● Set problem
Without including any pictures, write out the listing below exactly.

● Extracted data
::::::::

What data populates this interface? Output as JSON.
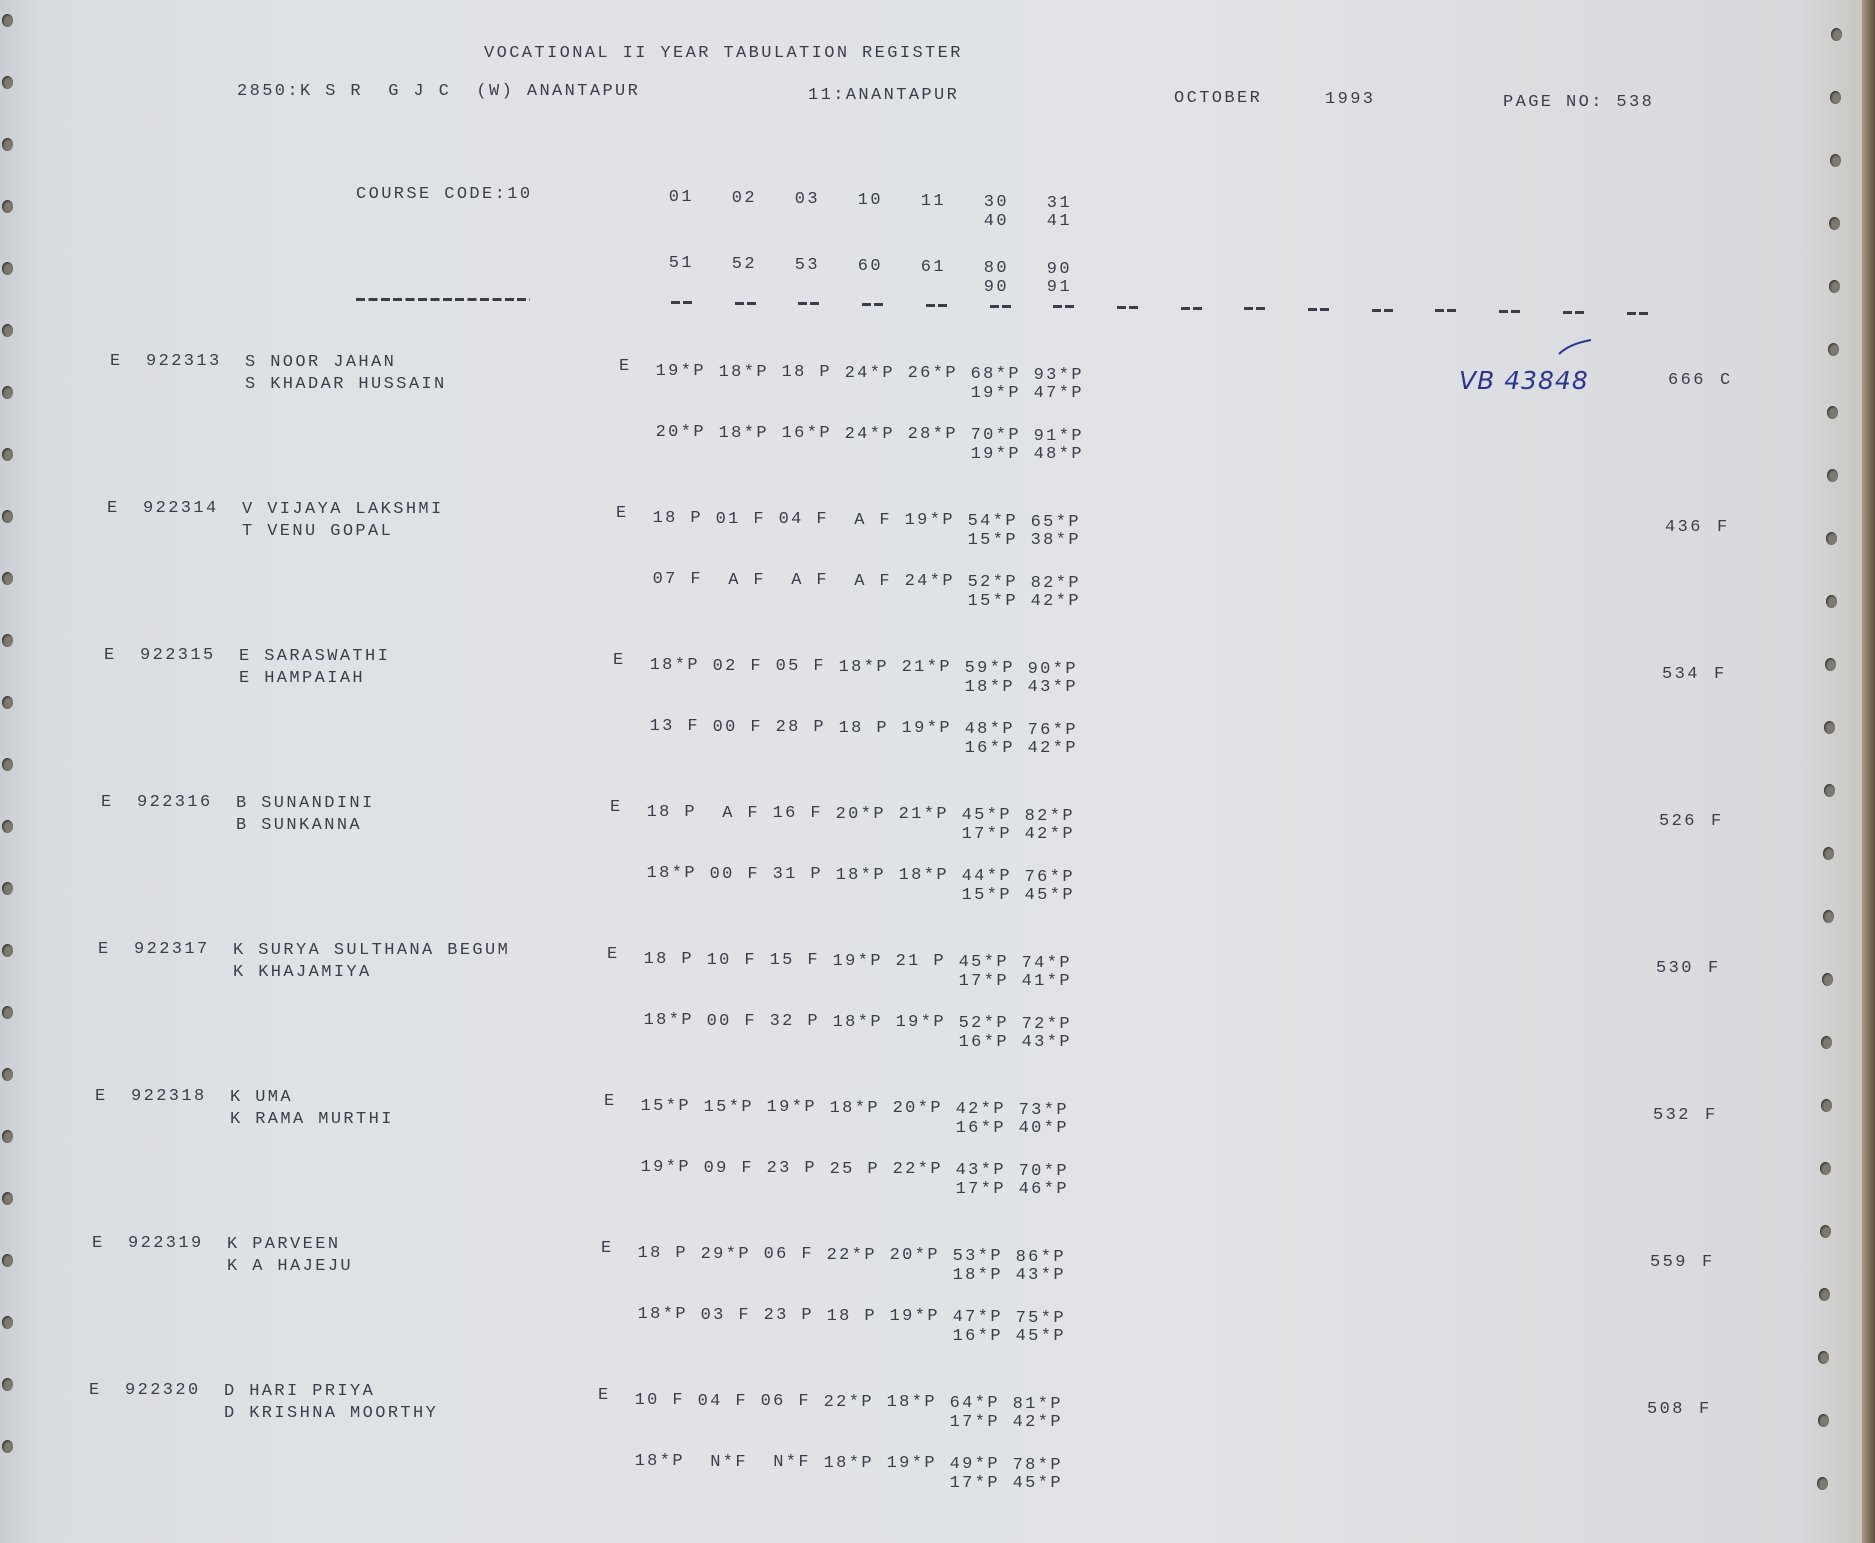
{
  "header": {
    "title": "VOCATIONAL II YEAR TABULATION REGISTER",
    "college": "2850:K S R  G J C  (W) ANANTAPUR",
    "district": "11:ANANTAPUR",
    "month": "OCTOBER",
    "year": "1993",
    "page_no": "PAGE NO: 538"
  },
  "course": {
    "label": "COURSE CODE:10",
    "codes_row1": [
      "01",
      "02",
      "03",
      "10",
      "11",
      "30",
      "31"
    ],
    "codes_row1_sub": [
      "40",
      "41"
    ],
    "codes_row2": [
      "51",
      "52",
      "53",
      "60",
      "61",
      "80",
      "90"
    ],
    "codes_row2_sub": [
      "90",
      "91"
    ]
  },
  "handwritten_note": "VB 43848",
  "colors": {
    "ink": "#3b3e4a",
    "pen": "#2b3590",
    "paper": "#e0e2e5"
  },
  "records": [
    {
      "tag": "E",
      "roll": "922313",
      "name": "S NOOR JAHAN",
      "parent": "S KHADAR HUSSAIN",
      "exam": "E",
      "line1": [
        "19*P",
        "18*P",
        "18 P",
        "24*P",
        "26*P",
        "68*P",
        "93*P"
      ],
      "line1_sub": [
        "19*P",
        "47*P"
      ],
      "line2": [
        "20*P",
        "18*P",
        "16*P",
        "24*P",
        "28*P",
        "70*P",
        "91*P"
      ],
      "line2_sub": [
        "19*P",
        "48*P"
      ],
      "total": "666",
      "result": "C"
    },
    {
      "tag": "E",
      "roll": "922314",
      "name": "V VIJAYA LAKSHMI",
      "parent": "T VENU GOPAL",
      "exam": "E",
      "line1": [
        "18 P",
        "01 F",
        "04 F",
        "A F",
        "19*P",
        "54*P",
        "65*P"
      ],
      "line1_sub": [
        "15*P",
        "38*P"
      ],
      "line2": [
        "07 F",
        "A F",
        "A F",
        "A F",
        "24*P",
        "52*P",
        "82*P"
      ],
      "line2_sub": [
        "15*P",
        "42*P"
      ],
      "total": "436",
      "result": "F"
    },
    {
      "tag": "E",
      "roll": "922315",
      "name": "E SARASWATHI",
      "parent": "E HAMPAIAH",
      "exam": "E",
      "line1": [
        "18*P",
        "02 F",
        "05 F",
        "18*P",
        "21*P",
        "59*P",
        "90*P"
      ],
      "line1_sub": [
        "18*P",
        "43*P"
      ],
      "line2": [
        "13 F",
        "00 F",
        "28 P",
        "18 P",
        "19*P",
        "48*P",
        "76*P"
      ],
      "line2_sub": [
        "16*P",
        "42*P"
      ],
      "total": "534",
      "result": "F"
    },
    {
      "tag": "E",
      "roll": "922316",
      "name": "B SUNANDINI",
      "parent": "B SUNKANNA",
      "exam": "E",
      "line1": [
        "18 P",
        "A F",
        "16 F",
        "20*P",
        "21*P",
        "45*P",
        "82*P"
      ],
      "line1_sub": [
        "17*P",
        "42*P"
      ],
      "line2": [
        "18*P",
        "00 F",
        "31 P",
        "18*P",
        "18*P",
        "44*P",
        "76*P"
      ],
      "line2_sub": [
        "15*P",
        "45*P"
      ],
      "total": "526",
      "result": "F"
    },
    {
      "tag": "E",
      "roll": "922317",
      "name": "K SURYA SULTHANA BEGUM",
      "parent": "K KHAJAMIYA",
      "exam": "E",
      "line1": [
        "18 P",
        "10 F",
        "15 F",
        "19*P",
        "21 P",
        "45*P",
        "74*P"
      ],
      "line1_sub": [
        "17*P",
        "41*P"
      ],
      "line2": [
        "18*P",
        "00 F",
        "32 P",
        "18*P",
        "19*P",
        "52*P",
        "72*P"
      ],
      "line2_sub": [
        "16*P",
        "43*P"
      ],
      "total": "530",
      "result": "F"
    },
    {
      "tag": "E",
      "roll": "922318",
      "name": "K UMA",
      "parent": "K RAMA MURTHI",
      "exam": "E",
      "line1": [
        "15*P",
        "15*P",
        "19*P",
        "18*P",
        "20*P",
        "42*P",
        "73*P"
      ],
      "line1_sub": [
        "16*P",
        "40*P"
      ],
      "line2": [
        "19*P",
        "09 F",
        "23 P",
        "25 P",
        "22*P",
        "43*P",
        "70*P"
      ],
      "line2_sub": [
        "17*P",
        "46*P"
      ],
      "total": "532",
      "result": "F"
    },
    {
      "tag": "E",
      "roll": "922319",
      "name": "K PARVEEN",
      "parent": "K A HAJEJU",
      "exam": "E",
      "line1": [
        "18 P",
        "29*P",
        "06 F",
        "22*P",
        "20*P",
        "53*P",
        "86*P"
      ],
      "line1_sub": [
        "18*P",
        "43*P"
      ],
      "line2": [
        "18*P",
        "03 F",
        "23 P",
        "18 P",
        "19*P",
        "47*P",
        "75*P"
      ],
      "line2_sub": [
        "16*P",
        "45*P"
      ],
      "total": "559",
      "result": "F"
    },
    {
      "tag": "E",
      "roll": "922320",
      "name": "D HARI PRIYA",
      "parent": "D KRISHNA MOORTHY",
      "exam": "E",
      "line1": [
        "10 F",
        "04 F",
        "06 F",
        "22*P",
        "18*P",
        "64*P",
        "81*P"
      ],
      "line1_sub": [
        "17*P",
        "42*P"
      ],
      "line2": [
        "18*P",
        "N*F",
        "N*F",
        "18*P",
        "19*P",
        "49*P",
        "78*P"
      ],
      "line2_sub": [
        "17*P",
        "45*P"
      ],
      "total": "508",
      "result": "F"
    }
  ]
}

::::::::

● Finished exercise
What data populates this interface? Output as JSON.
{
  "header": {
    "title": "VOCATIONAL II YEAR TABULATION REGISTER",
    "college": "2850:K S R  G J C  (W) ANANTAPUR",
    "district": "11:ANANTAPUR",
    "month": "OCTOBER",
    "year": "1993",
    "page_no": "PAGE NO: 538"
  },
  "course": {
    "label": "COURSE CODE:10",
    "codes_row1": [
      "01",
      "02",
      "03",
      "10",
      "11",
      "30",
      "31"
    ],
    "codes_row1_sub": [
      "40",
      "41"
    ],
    "codes_row2": [
      "51",
      "52",
      "53",
      "60",
      "61",
      "80",
      "90"
    ],
    "codes_row2_sub": [
      "90",
      "91"
    ]
  },
  "handwritten_note": "VB 43848",
  "colors": {
    "ink": "#3b3e4a",
    "pen": "#2b3590",
    "paper": "#e0e2e5"
  },
  "records": [
    {
      "tag": "E",
      "roll": "922313",
      "name": "S NOOR JAHAN",
      "parent": "S KHADAR HUSSAIN",
      "exam": "E",
      "line1": [
        "19*P",
        "18*P",
        "18 P",
        "24*P",
        "26*P",
        "68*P",
        "93*P"
      ],
      "line1_sub": [
        "19*P",
        "47*P"
      ],
      "line2": [
        "20*P",
        "18*P",
        "16*P",
        "24*P",
        "28*P",
        "70*P",
        "91*P"
      ],
      "line2_sub": [
        "19*P",
        "48*P"
      ],
      "total": "666",
      "result": "C"
    },
    {
      "tag": "E",
      "roll": "922314",
      "name": "V VIJAYA LAKSHMI",
      "parent": "T VENU GOPAL",
      "exam": "E",
      "line1": [
        "18 P",
        "01 F",
        "04 F",
        "A F",
        "19*P",
        "54*P",
        "65*P"
      ],
      "line1_sub": [
        "15*P",
        "38*P"
      ],
      "line2": [
        "07 F",
        "A F",
        "A F",
        "A F",
        "24*P",
        "52*P",
        "82*P"
      ],
      "line2_sub": [
        "15*P",
        "42*P"
      ],
      "total": "436",
      "result": "F"
    },
    {
      "tag": "E",
      "roll": "922315",
      "name": "E SARASWATHI",
      "parent": "E HAMPAIAH",
      "exam": "E",
      "line1": [
        "18*P",
        "02 F",
        "05 F",
        "18*P",
        "21*P",
        "59*P",
        "90*P"
      ],
      "line1_sub": [
        "18*P",
        "43*P"
      ],
      "line2": [
        "13 F",
        "00 F",
        "28 P",
        "18 P",
        "19*P",
        "48*P",
        "76*P"
      ],
      "line2_sub": [
        "16*P",
        "42*P"
      ],
      "total": "534",
      "result": "F"
    },
    {
      "tag": "E",
      "roll": "922316",
      "name": "B SUNANDINI",
      "parent": "B SUNKANNA",
      "exam": "E",
      "line1": [
        "18 P",
        "A F",
        "16 F",
        "20*P",
        "21*P",
        "45*P",
        "82*P"
      ],
      "line1_sub": [
        "17*P",
        "42*P"
      ],
      "line2": [
        "18*P",
        "00 F",
        "31 P",
        "18*P",
        "18*P",
        "44*P",
        "76*P"
      ],
      "line2_sub": [
        "15*P",
        "45*P"
      ],
      "total": "526",
      "result": "F"
    },
    {
      "tag": "E",
      "roll": "922317",
      "name": "K SURYA SULTHANA BEGUM",
      "parent": "K KHAJAMIYA",
      "exam": "E",
      "line1": [
        "18 P",
        "10 F",
        "15 F",
        "19*P",
        "21 P",
        "45*P",
        "74*P"
      ],
      "line1_sub": [
        "17*P",
        "41*P"
      ],
      "line2": [
        "18*P",
        "00 F",
        "32 P",
        "18*P",
        "19*P",
        "52*P",
        "72*P"
      ],
      "line2_sub": [
        "16*P",
        "43*P"
      ],
      "total": "530",
      "result": "F"
    },
    {
      "tag": "E",
      "roll": "922318",
      "name": "K UMA",
      "parent": "K RAMA MURTHI",
      "exam": "E",
      "line1": [
        "15*P",
        "15*P",
        "19*P",
        "18*P",
        "20*P",
        "42*P",
        "73*P"
      ],
      "line1_sub": [
        "16*P",
        "40*P"
      ],
      "line2": [
        "19*P",
        "09 F",
        "23 P",
        "25 P",
        "22*P",
        "43*P",
        "70*P"
      ],
      "line2_sub": [
        "17*P",
        "46*P"
      ],
      "total": "532",
      "result": "F"
    },
    {
      "tag": "E",
      "roll": "922319",
      "name": "K PARVEEN",
      "parent": "K A HAJEJU",
      "exam": "E",
      "line1": [
        "18 P",
        "29*P",
        "06 F",
        "22*P",
        "20*P",
        "53*P",
        "86*P"
      ],
      "line1_sub": [
        "18*P",
        "43*P"
      ],
      "line2": [
        "18*P",
        "03 F",
        "23 P",
        "18 P",
        "19*P",
        "47*P",
        "75*P"
      ],
      "line2_sub": [
        "16*P",
        "45*P"
      ],
      "total": "559",
      "result": "F"
    },
    {
      "tag": "E",
      "roll": "922320",
      "name": "D HARI PRIYA",
      "parent": "D KRISHNA MOORTHY",
      "exam": "E",
      "line1": [
        "10 F",
        "04 F",
        "06 F",
        "22*P",
        "18*P",
        "64*P",
        "81*P"
      ],
      "line1_sub": [
        "17*P",
        "42*P"
      ],
      "line2": [
        "18*P",
        "N*F",
        "N*F",
        "18*P",
        "19*P",
        "49*P",
        "78*P"
      ],
      "line2_sub": [
        "17*P",
        "45*P"
      ],
      "total": "508",
      "result": "F"
    }
  ]
}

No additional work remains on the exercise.